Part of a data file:
[Begin]
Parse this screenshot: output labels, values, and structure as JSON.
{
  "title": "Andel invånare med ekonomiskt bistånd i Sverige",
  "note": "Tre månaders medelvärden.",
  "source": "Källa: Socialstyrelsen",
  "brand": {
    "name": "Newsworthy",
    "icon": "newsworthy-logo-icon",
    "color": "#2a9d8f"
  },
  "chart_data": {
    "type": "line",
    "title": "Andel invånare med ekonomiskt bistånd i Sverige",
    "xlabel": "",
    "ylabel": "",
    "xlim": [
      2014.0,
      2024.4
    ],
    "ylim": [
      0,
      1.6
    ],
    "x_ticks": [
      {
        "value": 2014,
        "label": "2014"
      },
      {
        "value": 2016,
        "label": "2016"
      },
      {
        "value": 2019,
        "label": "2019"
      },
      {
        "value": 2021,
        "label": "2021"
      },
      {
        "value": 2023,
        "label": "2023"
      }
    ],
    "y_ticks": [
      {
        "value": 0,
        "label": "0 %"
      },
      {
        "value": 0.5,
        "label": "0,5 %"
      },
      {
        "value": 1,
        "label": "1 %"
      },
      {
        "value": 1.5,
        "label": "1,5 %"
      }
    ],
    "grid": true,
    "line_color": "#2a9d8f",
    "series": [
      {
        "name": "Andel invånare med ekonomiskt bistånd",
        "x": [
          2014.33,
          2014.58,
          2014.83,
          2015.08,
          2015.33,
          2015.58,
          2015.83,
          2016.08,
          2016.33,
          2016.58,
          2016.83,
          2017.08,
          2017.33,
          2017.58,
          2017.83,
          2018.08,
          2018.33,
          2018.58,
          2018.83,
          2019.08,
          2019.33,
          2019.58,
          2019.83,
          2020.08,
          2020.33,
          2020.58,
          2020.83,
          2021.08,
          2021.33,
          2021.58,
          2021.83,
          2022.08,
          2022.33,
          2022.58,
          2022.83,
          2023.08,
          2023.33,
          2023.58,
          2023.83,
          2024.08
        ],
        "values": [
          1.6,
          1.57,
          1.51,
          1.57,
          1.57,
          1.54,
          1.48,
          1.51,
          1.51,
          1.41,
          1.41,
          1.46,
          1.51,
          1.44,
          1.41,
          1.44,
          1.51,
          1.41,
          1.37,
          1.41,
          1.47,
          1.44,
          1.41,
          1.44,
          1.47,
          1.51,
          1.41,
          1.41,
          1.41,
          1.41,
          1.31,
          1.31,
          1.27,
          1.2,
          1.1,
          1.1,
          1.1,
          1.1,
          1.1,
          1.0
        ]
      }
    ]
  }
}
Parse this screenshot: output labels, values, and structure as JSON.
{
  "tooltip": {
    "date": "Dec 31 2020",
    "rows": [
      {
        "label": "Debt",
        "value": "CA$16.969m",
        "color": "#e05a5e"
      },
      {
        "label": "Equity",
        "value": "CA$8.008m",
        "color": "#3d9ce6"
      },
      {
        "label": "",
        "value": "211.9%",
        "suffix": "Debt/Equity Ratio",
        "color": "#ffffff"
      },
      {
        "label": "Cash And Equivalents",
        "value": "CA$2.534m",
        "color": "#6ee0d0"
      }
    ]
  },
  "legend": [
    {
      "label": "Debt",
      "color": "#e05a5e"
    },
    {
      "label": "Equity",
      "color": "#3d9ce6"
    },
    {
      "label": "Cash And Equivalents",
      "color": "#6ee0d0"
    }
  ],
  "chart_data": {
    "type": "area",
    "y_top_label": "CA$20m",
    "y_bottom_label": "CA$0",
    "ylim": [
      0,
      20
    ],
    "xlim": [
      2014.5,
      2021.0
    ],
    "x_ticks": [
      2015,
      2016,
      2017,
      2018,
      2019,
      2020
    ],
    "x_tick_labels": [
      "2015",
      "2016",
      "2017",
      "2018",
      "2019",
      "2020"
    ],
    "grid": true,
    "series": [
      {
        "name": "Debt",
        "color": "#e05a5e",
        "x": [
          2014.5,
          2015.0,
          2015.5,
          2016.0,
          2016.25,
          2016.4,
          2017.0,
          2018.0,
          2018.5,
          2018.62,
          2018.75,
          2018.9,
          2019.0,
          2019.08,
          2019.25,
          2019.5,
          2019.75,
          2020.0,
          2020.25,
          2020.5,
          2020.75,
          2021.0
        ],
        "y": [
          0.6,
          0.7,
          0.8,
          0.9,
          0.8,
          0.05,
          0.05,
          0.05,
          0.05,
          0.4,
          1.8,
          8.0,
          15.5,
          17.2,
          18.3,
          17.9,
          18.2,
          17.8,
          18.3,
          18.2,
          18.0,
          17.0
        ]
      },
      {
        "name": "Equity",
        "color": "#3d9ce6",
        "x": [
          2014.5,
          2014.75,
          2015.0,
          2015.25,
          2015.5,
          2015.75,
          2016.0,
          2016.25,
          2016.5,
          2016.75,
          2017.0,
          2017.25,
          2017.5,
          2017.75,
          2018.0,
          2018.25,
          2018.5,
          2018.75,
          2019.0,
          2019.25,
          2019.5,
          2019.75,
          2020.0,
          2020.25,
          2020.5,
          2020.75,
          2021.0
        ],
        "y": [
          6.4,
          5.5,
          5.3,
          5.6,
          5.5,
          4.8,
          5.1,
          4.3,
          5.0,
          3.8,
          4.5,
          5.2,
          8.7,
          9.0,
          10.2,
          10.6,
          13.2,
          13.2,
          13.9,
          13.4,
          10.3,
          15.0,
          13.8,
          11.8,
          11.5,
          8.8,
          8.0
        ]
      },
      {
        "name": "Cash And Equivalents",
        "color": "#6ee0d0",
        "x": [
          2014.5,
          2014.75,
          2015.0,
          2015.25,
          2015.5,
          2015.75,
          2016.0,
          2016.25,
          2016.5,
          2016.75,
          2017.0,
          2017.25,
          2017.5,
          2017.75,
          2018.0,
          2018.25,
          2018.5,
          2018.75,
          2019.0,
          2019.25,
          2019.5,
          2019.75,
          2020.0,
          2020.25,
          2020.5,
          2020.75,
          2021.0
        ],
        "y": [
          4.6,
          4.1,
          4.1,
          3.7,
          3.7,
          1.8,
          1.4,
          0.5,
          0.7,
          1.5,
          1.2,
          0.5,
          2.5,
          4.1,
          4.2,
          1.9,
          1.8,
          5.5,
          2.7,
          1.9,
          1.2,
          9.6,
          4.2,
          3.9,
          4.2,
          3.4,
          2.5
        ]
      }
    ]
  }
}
[End]
Using the data above, return each line exactly as written.

Parse this screenshot: output labels, values, and structure as JSON.
{
  "title": "Andel invånare med ekonomiskt bistånd i Sverige",
  "note": "Tre månaders medelvärden.",
  "source": "Källa: Socialstyrelsen",
  "brand": {
    "name": "Newsworthy",
    "icon": "newsworthy-logo-icon",
    "color": "#2a9d8f"
  },
  "chart_data": {
    "type": "line",
    "title": "Andel invånare med ekonomiskt bistånd i Sverige",
    "xlabel": "",
    "ylabel": "",
    "xlim": [
      2014.0,
      2024.4
    ],
    "ylim": [
      0,
      1.6
    ],
    "x_ticks": [
      {
        "value": 2014,
        "label": "2014"
      },
      {
        "value": 2016,
        "label": "2016"
      },
      {
        "value": 2019,
        "label": "2019"
      },
      {
        "value": 2021,
        "label": "2021"
      },
      {
        "value": 2023,
        "label": "2023"
      }
    ],
    "y_ticks": [
      {
        "value": 0,
        "label": "0 %"
      },
      {
        "value": 0.5,
        "label": "0,5 %"
      },
      {
        "value": 1,
        "label": "1 %"
      },
      {
        "value": 1.5,
        "label": "1,5 %"
      }
    ],
    "grid": true,
    "line_color": "#2a9d8f",
    "series": [
      {
        "name": "Andel invånare med ekonomiskt bistånd",
        "x": [
          2014.33,
          2014.58,
          2014.83,
          2015.08,
          2015.33,
          2015.58,
          2015.83,
          2016.08,
          2016.33,
          2016.58,
          2016.83,
          2017.08,
          2017.33,
          2017.58,
          2017.83,
          2018.08,
          2018.33,
          2018.58,
          2018.83,
          2019.08,
          2019.33,
          2019.58,
          2019.83,
          2020.08,
          2020.33,
          2020.58,
          2020.83,
          2021.08,
          2021.33,
          2021.58,
          2021.83,
          2022.08,
          2022.33,
          2022.58,
          2022.83,
          2023.08,
          2023.33,
          2023.58,
          2023.83,
          2024.08
        ],
        "values": [
          1.6,
          1.57,
          1.51,
          1.57,
          1.57,
          1.54,
          1.48,
          1.51,
          1.51,
          1.41,
          1.41,
          1.46,
          1.51,
          1.44,
          1.41,
          1.44,
          1.51,
          1.41,
          1.37,
          1.41,
          1.47,
          1.44,
          1.41,
          1.44,
          1.47,
          1.51,
          1.41,
          1.41,
          1.41,
          1.41,
          1.31,
          1.31,
          1.27,
          1.2,
          1.1,
          1.1,
          1.1,
          1.1,
          1.1,
          1.0
        ]
      }
    ]
  }
}
Parse this screenshot: output labels, values, and structure as JSON.
{
  "tooltip": {
    "date": "Dec 31 2020",
    "rows": [
      {
        "label": "Debt",
        "value": "CA$16.969m",
        "color": "#e05a5e"
      },
      {
        "label": "Equity",
        "value": "CA$8.008m",
        "color": "#3d9ce6"
      },
      {
        "label": "",
        "value": "211.9%",
        "suffix": "Debt/Equity Ratio",
        "color": "#ffffff"
      },
      {
        "label": "Cash And Equivalents",
        "value": "CA$2.534m",
        "color": "#6ee0d0"
      }
    ]
  },
  "legend": [
    {
      "label": "Debt",
      "color": "#e05a5e"
    },
    {
      "label": "Equity",
      "color": "#3d9ce6"
    },
    {
      "label": "Cash And Equivalents",
      "color": "#6ee0d0"
    }
  ],
  "chart_data": {
    "type": "area",
    "y_top_label": "CA$20m",
    "y_bottom_label": "CA$0",
    "ylim": [
      0,
      20
    ],
    "xlim": [
      2014.5,
      2021.0
    ],
    "x_ticks": [
      2015,
      2016,
      2017,
      2018,
      2019,
      2020
    ],
    "x_tick_labels": [
      "2015",
      "2016",
      "2017",
      "2018",
      "2019",
      "2020"
    ],
    "grid": true,
    "series": [
      {
        "name": "Debt",
        "color": "#e05a5e",
        "x": [
          2014.5,
          2015.0,
          2015.5,
          2016.0,
          2016.25,
          2016.4,
          2017.0,
          2018.0,
          2018.5,
          2018.62,
          2018.75,
          2018.9,
          2019.0,
          2019.08,
          2019.25,
          2019.5,
          2019.75,
          2020.0,
          2020.25,
          2020.5,
          2020.75,
          2021.0
        ],
        "y": [
          0.6,
          0.7,
          0.8,
          0.9,
          0.8,
          0.05,
          0.05,
          0.05,
          0.05,
          0.4,
          1.8,
          8.0,
          15.5,
          17.2,
          18.3,
          17.9,
          18.2,
          17.8,
          18.3,
          18.2,
          18.0,
          17.0
        ]
      },
      {
        "name": "Equity",
        "color": "#3d9ce6",
        "x": [
          2014.5,
          2014.75,
          2015.0,
          2015.25,
          2015.5,
          2015.75,
          2016.0,
          2016.25,
          2016.5,
          2016.75,
          2017.0,
          2017.25,
          2017.5,
          2017.75,
          2018.0,
          2018.25,
          2018.5,
          2018.75,
          2019.0,
          2019.25,
          2019.5,
          2019.75,
          2020.0,
          2020.25,
          2020.5,
          2020.75,
          2021.0
        ],
        "y": [
          6.4,
          5.5,
          5.3,
          5.6,
          5.5,
          4.8,
          5.1,
          4.3,
          5.0,
          3.8,
          4.5,
          5.2,
          8.7,
          9.0,
          10.2,
          10.6,
          13.2,
          13.2,
          13.9,
          13.4,
          10.3,
          15.0,
          13.8,
          11.8,
          11.5,
          8.8,
          8.0
        ]
      },
      {
        "name": "Cash And Equivalents",
        "color": "#6ee0d0",
        "x": [
          2014.5,
          2014.75,
          2015.0,
          2015.25,
          2015.5,
          2015.75,
          2016.0,
          2016.25,
          2016.5,
          2016.75,
          2017.0,
          2017.25,
          2017.5,
          2017.75,
          2018.0,
          2018.25,
          2018.5,
          2018.75,
          2019.0,
          2019.25,
          2019.5,
          2019.75,
          2020.0,
          2020.25,
          2020.5,
          2020.75,
          2021.0
        ],
        "y": [
          4.6,
          4.1,
          4.1,
          3.7,
          3.7,
          1.8,
          1.4,
          0.5,
          0.7,
          1.5,
          1.2,
          0.5,
          2.5,
          4.1,
          4.2,
          1.9,
          1.8,
          5.5,
          2.7,
          1.9,
          1.2,
          9.6,
          4.2,
          3.9,
          4.2,
          3.4,
          2.5
        ]
      }
    ]
  }
}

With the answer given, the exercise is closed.